Dataset:
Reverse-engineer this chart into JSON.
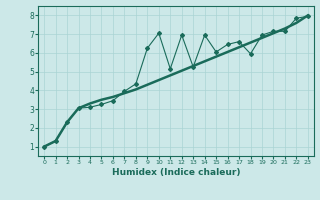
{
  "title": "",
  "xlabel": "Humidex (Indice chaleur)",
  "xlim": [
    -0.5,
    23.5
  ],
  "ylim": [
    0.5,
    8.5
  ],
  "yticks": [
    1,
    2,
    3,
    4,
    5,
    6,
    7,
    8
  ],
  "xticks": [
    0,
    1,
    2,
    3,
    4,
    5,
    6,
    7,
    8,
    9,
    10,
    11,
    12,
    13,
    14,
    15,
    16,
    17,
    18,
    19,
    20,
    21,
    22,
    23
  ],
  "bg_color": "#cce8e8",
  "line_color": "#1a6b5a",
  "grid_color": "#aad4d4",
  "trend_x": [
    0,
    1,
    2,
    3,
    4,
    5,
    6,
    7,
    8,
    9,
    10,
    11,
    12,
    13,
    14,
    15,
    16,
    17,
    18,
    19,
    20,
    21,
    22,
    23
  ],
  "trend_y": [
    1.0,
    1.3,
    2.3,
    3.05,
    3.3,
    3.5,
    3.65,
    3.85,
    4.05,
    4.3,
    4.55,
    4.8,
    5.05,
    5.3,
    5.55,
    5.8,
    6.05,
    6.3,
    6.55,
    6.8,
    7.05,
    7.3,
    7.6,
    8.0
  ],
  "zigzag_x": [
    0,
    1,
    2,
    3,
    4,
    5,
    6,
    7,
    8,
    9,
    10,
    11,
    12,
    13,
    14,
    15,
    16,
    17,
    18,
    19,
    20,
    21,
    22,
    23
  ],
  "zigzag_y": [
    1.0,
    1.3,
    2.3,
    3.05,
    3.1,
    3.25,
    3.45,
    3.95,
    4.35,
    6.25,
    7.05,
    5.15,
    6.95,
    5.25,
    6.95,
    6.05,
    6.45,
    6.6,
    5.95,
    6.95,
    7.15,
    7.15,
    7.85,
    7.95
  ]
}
---
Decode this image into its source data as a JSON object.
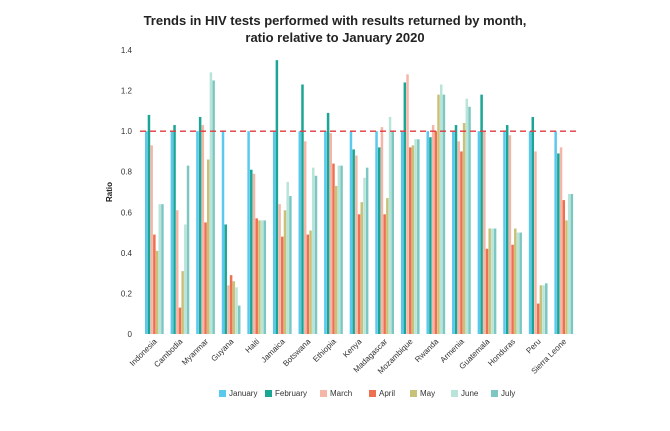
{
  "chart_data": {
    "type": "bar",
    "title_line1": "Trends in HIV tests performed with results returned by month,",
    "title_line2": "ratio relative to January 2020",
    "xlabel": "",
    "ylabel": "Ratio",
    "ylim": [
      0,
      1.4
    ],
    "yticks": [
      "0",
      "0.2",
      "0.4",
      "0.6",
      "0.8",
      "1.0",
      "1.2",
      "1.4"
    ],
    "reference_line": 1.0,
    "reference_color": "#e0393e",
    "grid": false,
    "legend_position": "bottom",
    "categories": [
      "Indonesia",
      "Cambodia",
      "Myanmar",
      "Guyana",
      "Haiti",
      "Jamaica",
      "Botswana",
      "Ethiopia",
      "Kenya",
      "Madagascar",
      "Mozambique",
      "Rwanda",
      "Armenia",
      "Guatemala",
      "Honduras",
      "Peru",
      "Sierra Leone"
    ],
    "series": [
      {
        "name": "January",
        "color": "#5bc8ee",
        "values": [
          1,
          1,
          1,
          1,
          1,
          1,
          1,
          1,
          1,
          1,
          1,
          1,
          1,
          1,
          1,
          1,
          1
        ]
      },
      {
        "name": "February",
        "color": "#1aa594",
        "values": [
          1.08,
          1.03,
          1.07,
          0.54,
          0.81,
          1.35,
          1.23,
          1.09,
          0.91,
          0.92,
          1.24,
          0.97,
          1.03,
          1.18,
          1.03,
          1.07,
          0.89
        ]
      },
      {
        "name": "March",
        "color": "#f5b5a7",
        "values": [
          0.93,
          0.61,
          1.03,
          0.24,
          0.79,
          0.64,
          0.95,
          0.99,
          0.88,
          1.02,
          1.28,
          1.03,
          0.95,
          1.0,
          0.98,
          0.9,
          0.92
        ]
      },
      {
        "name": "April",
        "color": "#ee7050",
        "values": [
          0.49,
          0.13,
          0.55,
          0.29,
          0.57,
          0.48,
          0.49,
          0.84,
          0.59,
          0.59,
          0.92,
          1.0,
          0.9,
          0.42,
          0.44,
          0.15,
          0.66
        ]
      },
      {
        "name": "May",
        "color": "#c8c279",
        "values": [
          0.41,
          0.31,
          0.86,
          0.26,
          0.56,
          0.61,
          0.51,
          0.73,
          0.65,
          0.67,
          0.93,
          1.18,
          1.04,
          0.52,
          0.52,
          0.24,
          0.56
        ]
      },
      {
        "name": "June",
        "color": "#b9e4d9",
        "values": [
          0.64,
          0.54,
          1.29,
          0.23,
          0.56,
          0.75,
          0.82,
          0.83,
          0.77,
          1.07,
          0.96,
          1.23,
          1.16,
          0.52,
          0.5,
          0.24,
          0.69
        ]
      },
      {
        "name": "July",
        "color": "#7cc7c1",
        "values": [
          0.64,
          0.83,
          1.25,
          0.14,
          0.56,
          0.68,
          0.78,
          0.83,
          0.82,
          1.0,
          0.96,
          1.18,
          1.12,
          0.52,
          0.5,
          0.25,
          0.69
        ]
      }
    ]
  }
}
...
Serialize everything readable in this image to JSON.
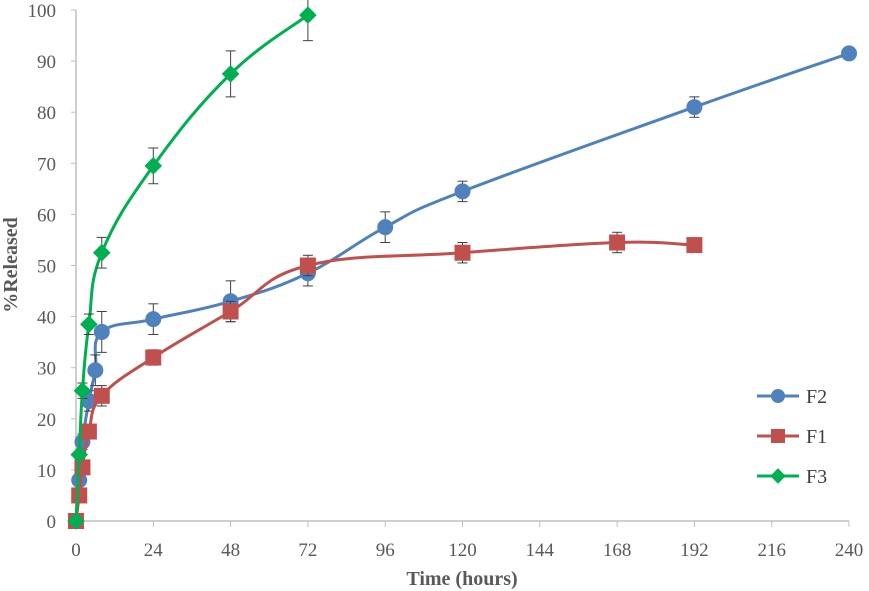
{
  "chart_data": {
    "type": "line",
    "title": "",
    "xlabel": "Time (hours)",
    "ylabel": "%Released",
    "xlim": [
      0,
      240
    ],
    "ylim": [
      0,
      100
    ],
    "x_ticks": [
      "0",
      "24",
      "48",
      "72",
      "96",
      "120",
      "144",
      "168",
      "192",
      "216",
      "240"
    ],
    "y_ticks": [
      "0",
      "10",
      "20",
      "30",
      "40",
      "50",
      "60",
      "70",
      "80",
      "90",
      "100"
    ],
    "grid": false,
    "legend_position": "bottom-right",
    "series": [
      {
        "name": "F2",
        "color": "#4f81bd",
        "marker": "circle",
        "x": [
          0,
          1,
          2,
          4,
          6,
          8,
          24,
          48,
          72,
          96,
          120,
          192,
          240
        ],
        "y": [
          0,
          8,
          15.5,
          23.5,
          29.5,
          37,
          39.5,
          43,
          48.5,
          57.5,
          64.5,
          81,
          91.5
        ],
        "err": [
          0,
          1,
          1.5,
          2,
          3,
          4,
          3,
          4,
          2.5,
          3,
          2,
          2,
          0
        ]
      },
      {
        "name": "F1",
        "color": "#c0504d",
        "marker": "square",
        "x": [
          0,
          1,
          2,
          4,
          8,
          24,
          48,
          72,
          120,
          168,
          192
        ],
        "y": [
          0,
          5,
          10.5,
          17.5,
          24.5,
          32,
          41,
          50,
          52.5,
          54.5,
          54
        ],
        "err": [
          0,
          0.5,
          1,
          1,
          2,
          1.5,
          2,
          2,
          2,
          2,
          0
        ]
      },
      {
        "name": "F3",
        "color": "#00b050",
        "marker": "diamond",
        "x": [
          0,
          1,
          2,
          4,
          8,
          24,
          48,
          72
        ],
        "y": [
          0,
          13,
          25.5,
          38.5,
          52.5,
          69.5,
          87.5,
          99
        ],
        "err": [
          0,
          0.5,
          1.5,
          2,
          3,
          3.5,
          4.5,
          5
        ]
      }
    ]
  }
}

Short task: Check each line above for the word "name" and copy the ones that have it.

Response to this task:
        "name": "January",
        "name": "February",
        "name": "March",
        "name": "April",
        "name": "May",
        "name": "June",
        "name": "July",
        "name": "F2",
        "name": "F1",
        "name": "F3",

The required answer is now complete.